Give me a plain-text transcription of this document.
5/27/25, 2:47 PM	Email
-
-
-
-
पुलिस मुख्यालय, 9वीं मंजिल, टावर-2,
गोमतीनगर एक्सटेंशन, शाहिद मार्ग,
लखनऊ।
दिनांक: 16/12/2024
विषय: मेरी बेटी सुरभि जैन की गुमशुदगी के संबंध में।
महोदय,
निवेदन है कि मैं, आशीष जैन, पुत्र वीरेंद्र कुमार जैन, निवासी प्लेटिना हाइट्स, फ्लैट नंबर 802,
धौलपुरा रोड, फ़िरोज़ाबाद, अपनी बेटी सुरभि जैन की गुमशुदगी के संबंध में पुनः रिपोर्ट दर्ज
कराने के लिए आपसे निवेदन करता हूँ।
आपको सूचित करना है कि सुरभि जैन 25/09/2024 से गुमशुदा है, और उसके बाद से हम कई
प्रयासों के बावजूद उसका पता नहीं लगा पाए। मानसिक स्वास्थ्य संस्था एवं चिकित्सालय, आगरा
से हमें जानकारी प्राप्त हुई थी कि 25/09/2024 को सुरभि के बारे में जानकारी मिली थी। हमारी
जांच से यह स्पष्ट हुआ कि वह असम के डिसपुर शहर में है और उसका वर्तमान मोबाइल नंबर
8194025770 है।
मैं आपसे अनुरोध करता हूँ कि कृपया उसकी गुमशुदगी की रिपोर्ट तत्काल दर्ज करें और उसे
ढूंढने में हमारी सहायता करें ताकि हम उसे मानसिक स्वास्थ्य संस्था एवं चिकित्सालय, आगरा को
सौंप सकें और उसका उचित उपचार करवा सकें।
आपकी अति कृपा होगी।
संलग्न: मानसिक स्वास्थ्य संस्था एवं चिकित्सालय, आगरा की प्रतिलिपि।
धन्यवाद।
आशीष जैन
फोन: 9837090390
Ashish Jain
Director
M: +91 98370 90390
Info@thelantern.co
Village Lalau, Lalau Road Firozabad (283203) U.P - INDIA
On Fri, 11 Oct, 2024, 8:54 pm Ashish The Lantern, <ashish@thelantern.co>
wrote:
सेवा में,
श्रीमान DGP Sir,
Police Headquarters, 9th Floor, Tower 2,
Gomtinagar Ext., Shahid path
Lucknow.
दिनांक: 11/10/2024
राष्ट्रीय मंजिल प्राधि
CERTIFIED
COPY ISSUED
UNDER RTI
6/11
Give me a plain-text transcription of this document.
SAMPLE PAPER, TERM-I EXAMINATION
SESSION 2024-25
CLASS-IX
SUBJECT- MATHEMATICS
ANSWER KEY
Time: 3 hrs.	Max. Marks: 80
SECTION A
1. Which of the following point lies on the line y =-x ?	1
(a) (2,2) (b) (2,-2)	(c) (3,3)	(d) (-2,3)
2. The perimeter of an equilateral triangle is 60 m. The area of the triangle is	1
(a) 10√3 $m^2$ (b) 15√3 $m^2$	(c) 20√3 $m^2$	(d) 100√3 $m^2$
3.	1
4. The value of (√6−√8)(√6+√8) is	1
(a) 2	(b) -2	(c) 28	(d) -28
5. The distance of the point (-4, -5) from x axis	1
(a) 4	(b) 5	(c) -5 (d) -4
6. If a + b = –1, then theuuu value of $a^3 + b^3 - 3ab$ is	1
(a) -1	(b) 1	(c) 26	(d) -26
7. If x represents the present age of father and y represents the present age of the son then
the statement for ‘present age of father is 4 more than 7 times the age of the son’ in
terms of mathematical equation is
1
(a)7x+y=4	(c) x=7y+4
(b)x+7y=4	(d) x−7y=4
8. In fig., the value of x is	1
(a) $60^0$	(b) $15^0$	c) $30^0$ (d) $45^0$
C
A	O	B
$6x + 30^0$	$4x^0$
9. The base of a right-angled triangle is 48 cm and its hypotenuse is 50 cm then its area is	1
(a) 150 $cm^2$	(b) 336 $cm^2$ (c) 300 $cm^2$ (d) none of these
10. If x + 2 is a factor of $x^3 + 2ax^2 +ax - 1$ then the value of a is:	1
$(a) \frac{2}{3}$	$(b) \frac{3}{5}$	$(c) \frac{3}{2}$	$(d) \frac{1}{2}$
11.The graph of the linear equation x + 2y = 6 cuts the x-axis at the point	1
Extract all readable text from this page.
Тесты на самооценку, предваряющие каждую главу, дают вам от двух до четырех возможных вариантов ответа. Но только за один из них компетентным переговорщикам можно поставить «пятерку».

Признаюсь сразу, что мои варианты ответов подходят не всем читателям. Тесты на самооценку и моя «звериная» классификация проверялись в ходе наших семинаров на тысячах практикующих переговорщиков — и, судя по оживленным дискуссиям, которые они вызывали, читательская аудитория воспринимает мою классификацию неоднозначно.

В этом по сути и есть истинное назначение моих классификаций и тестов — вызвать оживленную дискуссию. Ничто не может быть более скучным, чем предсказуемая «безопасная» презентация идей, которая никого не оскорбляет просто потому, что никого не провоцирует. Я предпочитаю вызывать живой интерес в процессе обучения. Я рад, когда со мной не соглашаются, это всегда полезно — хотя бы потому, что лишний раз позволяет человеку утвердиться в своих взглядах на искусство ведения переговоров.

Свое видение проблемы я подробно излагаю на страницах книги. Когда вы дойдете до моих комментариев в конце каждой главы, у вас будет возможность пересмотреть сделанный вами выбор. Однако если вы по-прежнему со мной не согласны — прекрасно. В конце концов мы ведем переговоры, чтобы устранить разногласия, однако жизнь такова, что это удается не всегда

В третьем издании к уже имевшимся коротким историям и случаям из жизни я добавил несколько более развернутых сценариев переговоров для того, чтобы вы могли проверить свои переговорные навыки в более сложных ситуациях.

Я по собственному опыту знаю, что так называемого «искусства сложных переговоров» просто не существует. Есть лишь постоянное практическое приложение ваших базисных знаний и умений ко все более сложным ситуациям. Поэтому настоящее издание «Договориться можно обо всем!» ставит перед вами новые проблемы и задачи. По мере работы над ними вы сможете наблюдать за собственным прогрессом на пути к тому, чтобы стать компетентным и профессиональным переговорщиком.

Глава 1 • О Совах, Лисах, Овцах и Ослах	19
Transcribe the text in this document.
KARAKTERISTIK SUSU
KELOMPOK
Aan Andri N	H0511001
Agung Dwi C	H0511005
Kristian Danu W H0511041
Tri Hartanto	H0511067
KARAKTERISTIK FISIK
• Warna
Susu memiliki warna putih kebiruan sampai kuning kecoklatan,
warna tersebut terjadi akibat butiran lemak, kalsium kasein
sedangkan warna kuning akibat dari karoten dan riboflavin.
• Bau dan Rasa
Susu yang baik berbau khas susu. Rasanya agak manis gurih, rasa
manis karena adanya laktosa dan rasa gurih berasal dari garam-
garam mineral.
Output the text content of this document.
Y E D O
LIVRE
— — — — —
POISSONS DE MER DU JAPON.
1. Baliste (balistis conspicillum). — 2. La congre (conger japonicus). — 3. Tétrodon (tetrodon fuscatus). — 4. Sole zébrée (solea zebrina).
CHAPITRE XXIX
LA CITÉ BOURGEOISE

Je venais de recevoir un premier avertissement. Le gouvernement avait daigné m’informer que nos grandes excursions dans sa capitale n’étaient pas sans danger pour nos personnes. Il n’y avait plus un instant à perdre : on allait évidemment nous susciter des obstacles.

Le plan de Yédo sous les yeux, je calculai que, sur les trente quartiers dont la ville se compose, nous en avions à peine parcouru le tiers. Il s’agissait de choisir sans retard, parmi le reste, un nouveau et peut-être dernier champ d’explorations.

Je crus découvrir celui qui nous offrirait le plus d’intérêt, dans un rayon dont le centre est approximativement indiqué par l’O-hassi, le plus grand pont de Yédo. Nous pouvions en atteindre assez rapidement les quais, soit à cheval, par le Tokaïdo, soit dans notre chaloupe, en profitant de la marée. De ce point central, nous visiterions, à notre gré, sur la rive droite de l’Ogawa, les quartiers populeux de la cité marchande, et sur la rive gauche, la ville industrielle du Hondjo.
--------------------------------------------------
Count each line where the string "мной" occurs, and write only the number.

2